Aim
Each line that holds the word "value" should be returned.
┌──
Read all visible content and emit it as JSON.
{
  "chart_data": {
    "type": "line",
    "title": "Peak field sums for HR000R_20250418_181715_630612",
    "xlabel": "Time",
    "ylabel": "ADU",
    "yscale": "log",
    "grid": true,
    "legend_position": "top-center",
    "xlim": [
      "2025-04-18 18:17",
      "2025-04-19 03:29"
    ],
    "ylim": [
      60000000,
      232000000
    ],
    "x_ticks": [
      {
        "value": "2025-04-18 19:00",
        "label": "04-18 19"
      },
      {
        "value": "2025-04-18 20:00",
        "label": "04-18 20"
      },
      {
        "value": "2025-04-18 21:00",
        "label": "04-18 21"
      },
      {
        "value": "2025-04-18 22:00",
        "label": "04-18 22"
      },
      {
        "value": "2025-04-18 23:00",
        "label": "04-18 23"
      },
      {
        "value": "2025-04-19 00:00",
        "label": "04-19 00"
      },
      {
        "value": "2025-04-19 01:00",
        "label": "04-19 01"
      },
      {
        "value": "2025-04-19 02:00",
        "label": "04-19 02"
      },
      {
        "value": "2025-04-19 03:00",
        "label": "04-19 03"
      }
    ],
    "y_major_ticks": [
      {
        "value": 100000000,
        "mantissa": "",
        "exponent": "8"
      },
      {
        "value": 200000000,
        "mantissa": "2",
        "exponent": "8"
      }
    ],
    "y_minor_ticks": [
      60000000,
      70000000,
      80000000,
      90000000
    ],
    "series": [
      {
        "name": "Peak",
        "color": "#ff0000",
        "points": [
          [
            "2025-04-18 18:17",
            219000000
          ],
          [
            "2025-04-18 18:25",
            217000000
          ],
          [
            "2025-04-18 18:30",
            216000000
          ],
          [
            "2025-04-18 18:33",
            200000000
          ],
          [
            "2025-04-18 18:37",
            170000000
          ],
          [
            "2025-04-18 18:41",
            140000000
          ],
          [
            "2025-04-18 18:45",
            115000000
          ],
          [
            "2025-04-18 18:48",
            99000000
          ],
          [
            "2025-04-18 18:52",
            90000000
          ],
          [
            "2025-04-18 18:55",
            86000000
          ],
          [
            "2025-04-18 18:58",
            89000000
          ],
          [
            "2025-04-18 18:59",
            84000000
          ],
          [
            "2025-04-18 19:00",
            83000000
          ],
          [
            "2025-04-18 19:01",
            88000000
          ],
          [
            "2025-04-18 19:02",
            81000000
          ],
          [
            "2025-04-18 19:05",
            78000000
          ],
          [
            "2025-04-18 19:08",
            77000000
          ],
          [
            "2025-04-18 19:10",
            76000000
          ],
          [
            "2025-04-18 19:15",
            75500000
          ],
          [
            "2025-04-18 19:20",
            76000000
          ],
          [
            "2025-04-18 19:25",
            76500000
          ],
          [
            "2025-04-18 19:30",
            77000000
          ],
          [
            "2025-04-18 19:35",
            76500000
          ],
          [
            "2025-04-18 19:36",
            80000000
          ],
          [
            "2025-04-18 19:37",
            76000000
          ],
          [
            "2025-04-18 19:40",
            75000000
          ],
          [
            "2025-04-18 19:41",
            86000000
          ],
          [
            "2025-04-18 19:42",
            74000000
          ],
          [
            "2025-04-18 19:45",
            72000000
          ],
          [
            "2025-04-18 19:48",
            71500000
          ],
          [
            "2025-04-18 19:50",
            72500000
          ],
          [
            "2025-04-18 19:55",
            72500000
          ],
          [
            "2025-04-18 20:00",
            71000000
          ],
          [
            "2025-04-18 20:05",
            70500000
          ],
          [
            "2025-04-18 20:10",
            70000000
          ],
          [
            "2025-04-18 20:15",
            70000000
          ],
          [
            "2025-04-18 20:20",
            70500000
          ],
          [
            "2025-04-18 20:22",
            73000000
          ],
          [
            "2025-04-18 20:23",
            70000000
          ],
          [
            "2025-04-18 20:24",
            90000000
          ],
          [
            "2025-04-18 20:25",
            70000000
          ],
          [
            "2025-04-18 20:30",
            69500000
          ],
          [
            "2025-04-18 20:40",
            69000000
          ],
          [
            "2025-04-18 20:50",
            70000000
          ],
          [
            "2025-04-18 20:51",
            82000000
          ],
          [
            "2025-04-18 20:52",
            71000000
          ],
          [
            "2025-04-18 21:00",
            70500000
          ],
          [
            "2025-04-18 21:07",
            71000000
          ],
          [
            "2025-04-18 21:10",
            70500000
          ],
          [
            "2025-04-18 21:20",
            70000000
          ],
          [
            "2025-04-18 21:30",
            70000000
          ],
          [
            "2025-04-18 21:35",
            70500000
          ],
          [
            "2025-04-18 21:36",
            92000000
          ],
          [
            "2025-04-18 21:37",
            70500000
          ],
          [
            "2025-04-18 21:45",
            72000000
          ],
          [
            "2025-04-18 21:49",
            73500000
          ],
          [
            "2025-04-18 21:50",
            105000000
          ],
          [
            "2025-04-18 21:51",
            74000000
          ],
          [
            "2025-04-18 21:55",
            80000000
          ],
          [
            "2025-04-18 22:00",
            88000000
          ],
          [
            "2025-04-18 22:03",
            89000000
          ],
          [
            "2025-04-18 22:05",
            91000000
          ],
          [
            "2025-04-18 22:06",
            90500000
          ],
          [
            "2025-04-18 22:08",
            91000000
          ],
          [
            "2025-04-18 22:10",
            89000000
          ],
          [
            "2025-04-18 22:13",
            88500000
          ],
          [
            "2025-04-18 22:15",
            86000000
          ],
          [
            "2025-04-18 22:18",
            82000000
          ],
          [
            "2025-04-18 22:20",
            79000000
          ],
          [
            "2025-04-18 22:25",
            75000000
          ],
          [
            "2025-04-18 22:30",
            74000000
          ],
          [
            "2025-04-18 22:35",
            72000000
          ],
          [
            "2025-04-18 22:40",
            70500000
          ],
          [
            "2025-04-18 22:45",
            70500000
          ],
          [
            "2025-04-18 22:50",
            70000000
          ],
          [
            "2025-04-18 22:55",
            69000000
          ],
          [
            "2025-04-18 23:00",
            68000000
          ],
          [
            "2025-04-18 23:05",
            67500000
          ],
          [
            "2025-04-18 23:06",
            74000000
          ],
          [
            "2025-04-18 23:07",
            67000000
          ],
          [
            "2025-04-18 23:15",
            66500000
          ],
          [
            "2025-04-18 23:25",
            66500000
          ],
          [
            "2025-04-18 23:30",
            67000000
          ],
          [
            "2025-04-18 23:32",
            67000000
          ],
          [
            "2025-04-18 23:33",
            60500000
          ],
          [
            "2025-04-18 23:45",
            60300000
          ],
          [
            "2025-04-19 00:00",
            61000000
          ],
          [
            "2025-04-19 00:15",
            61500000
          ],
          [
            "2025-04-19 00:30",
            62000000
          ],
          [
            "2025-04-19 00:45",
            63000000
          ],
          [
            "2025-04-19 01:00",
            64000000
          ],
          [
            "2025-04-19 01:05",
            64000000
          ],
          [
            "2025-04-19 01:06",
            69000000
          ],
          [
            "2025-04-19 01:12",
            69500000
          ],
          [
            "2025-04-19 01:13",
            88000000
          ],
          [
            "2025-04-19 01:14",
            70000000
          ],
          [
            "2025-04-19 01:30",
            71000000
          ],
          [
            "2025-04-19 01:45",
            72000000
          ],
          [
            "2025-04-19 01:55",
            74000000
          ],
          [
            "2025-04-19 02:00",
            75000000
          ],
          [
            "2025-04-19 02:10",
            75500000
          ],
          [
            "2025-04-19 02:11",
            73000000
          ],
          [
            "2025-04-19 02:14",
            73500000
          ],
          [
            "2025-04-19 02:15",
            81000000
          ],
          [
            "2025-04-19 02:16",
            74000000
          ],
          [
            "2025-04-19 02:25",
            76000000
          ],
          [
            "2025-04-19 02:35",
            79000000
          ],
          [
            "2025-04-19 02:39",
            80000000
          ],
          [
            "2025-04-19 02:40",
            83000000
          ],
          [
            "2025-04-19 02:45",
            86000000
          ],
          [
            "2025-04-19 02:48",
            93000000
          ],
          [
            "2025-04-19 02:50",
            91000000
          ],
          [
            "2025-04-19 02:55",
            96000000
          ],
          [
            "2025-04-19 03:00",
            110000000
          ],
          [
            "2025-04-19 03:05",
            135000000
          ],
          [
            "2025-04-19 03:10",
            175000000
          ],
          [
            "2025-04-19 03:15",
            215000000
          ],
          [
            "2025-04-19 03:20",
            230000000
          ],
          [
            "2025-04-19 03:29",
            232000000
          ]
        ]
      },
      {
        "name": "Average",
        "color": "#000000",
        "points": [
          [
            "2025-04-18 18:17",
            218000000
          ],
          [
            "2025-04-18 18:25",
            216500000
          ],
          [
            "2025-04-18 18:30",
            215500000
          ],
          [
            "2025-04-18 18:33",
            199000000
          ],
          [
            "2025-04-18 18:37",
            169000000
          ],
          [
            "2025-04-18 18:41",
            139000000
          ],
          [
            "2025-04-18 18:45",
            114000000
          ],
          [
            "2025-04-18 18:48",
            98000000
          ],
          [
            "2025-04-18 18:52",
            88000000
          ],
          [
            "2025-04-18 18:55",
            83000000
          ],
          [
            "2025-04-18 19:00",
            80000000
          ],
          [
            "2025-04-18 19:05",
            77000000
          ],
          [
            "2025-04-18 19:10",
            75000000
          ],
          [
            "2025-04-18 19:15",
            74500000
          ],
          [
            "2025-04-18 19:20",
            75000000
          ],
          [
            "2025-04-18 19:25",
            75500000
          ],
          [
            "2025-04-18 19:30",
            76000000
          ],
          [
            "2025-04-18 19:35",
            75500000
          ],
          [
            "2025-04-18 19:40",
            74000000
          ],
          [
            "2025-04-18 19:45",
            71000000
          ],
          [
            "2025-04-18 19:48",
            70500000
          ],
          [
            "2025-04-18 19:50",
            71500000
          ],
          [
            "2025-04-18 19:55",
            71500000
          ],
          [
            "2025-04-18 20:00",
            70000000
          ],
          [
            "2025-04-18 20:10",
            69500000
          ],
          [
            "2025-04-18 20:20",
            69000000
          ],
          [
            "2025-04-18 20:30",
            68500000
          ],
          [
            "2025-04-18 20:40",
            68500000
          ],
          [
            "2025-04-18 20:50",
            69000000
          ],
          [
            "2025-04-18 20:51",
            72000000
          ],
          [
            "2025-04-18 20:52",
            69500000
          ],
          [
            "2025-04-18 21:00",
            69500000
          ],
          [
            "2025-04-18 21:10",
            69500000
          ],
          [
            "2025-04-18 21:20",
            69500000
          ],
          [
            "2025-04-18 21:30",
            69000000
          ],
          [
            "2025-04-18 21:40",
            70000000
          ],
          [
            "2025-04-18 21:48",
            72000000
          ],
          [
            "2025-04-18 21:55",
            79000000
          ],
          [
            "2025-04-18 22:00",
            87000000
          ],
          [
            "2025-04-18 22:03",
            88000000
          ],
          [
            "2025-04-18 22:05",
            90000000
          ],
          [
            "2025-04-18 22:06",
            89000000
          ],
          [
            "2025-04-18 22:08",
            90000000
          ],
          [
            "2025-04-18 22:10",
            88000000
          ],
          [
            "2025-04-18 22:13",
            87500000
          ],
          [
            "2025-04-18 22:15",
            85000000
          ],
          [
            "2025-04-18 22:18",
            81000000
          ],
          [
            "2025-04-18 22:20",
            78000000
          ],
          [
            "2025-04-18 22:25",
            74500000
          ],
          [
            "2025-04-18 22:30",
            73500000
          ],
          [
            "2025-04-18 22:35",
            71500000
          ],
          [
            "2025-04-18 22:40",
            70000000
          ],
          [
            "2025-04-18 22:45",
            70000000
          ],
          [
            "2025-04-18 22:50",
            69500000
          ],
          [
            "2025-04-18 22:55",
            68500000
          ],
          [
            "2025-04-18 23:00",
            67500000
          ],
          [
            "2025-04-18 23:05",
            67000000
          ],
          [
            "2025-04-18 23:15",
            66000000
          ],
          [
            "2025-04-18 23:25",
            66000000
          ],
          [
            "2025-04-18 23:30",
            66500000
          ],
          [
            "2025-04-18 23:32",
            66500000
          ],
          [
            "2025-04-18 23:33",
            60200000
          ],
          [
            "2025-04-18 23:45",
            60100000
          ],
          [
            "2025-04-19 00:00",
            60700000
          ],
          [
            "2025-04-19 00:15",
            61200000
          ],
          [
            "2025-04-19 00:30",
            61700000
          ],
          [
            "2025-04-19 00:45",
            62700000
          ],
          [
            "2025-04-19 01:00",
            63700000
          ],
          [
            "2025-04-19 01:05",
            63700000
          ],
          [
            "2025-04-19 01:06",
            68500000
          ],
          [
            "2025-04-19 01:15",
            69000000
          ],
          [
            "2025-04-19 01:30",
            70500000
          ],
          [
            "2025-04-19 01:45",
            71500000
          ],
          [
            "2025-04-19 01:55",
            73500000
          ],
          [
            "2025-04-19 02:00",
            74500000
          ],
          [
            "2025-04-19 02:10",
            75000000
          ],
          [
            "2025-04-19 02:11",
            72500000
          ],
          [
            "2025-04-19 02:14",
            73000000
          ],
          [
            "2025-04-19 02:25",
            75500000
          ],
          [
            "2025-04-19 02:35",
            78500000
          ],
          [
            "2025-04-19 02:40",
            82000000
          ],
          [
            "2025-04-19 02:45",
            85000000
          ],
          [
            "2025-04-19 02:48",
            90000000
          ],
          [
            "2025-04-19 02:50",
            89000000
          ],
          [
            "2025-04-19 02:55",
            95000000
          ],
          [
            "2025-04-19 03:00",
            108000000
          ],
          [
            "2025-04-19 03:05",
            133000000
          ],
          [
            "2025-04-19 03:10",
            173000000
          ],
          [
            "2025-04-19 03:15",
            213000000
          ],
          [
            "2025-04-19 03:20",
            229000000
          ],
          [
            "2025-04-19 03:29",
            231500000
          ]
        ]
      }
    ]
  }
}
└──
Exercise result
        "value": "2025-04-18 19:00",
        "value": "2025-04-18 20:00",
        "value": "2025-04-18 21:00",
        "value": "2025-04-18 22:00",
        "value": "2025-04-18 23:00",
        "value": "2025-04-19 00:00",
        "value": "2025-04-19 01:00",
        "value": "2025-04-19 02:00",
        "value": "2025-04-19 03:00",
        "value": 100000000,
        "value": 200000000,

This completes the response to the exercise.